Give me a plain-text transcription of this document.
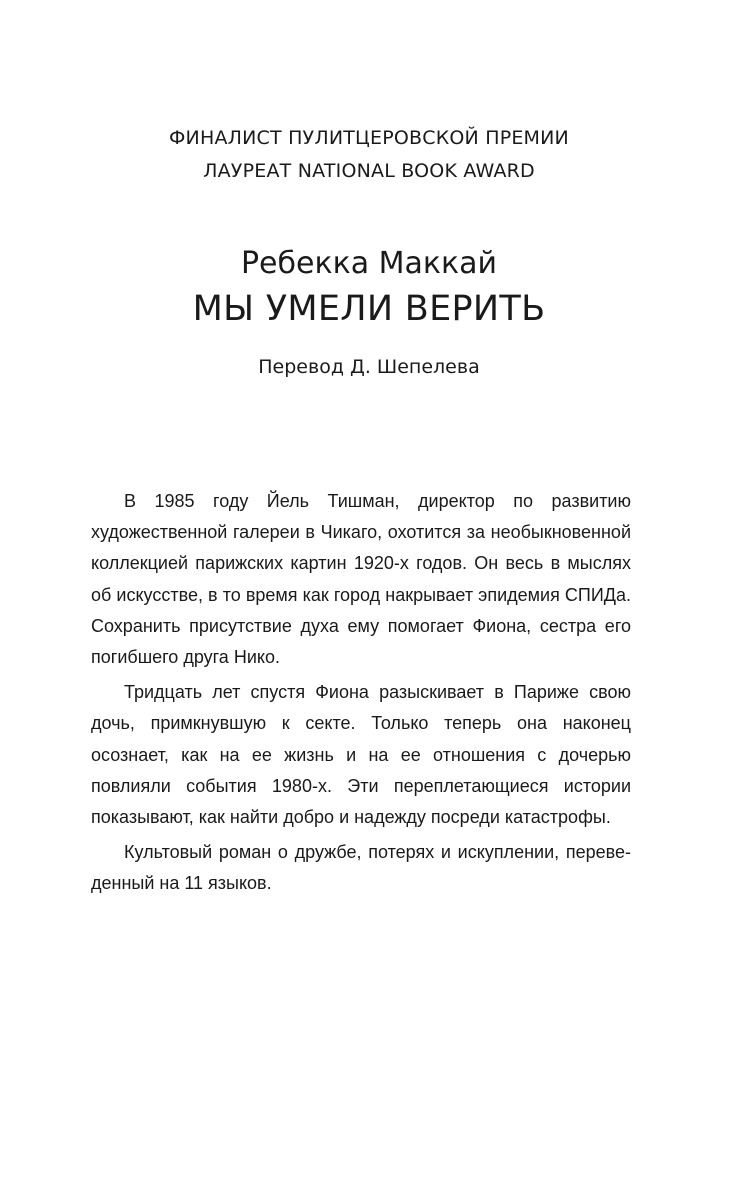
ФИНАЛИСТ ПУЛИТЦЕРОВСКОЙ ПРЕМИИ
ЛАУРЕАТ NATIONAL BOOK AWARD
Ребекка Маккай
МЫ УМЕЛИ ВЕРИТЬ
Перевод Д. Шепелева

В 1985 году Йель Тишман, директор по развитию художественной галереи в Чикаго, охотится за необыкновенной коллекцией парижских картин 1920-х годов. Он весь в мыслях об искусстве, в то время как город накрывает эпидемия СПИДа. Сохранить присутствие духа ему помогает Фиона, сестра его погибшего друга Нико.

Тридцать лет спустя Фиона разыскивает в Париже свою дочь, примкнувшую к секте. Только теперь она наконец осознает, как на ее жизнь и на ее отношения с дочерью повлияли события 1980-х. Эти переплетающиеся истории показывают, как найти добро и надежду посреди катастрофы.

Культовый роман о дружбе, потерях и искуплении, переведенный на 11 языков.
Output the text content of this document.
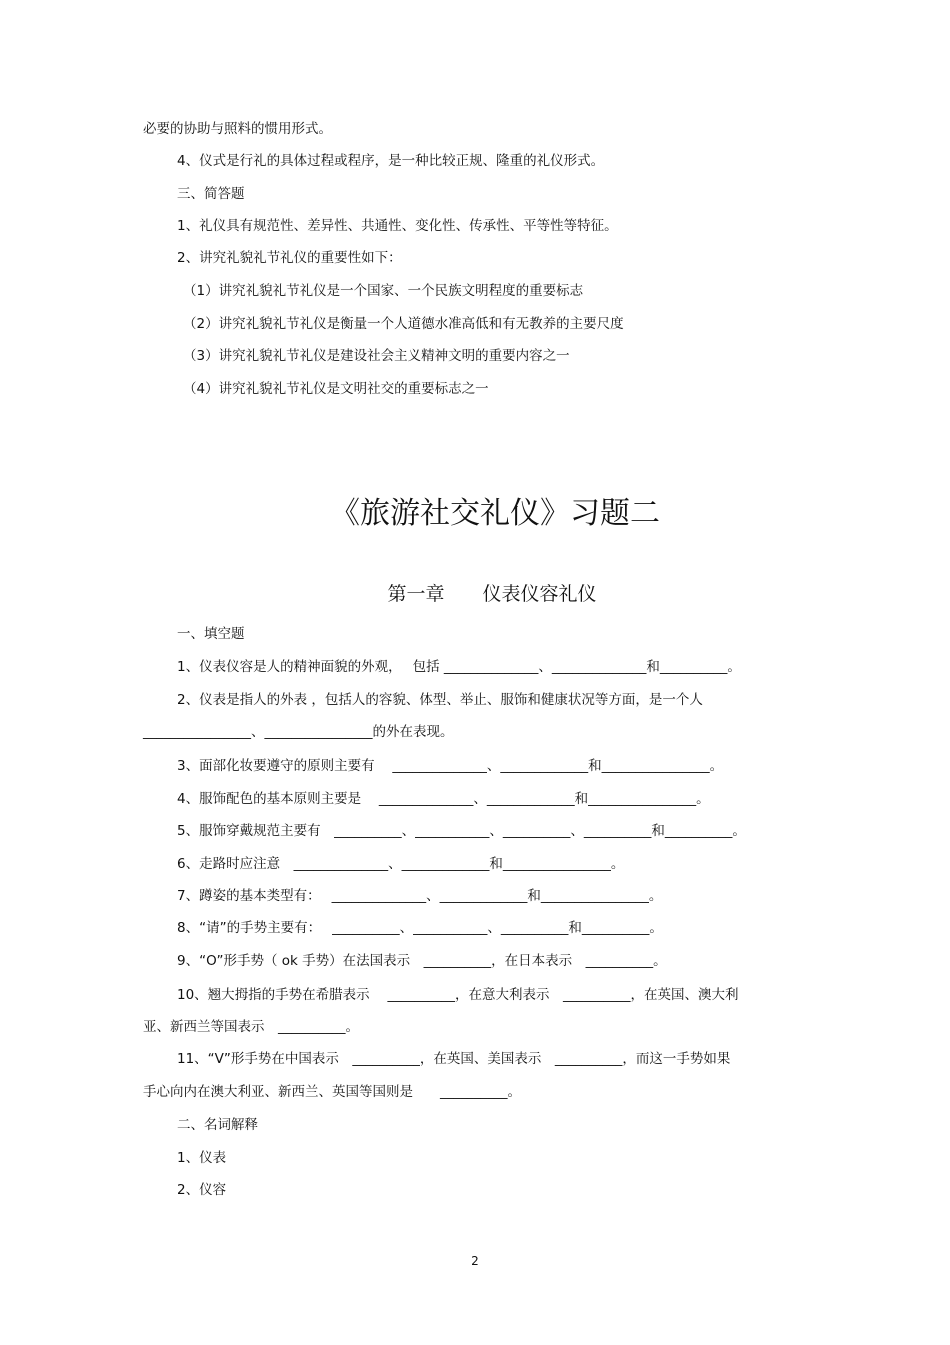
必要的协助与照料的惯用形式。

4、仪式是行礼的具体过程或程序，是一种比较正规、隆重的礼仪形式。

三、简答题

1、礼仪具有规范性、差异性、共通性、变化性、传承性、平等性等特征。

2、讲究礼貌礼节礼仪的重要性如下：

（1）讲究礼貌礼节礼仪是一个国家、一个民族文明程度的重要标志

（2）讲究礼貌礼节礼仪是衡量一个人道德水准高低和有无教养的主要尺度

（3）讲究礼貌礼节礼仪是建设社会主义精神文明的重要内容之一

（4）讲究礼貌礼节礼仪是文明社交的重要标志之一

《旅游社交礼仪》习题二
第一章　　仪表仪容礼仪

一、填空题

1、仪表仪容是人的精神面貌的外观，　 包括 ______________、______________和__________。

2、仪表是指人的外表 ，包括人的容貌、体型、举止、服饰和健康状况等方面，是一个人

________________、________________的外在表现。

3、面部化妆要遵守的原则主要有　 ______________、_____________和________________。

4、服饰配色的基本原则主要是　 ______________、_____________和________________。

5、服饰穿戴规范主要有　__________、___________、__________、__________和__________。

6、走路时应注意　______________、_____________和________________。

7、蹲姿的基本类型有：　 ______________、_____________和________________。

8、“请”的手势主要有：　 __________、___________、__________和__________。

9、“O”形手势（ ok 手势）在法国表示　__________，在日本表示　__________。

10、翘大拇指的手势在希腊表示　 __________，在意大利表示　__________，在英国、澳大利

亚、新西兰等国表示　__________。

11、“V”形手势在中国表示　__________，在英国、美国表示　__________，而这一手势如果

手心向内在澳大利亚、新西兰、英国等国则是　　__________。

二、名词解释

1、仪表

2、仪容

2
==========
◆ **WORK TO DO**
Check each line of the records for the word "document" and extract those that contain it.

◆ **ANSWER TO THIS TASK**
Give me a plain-text transcription of this document.
Output the text content of this document.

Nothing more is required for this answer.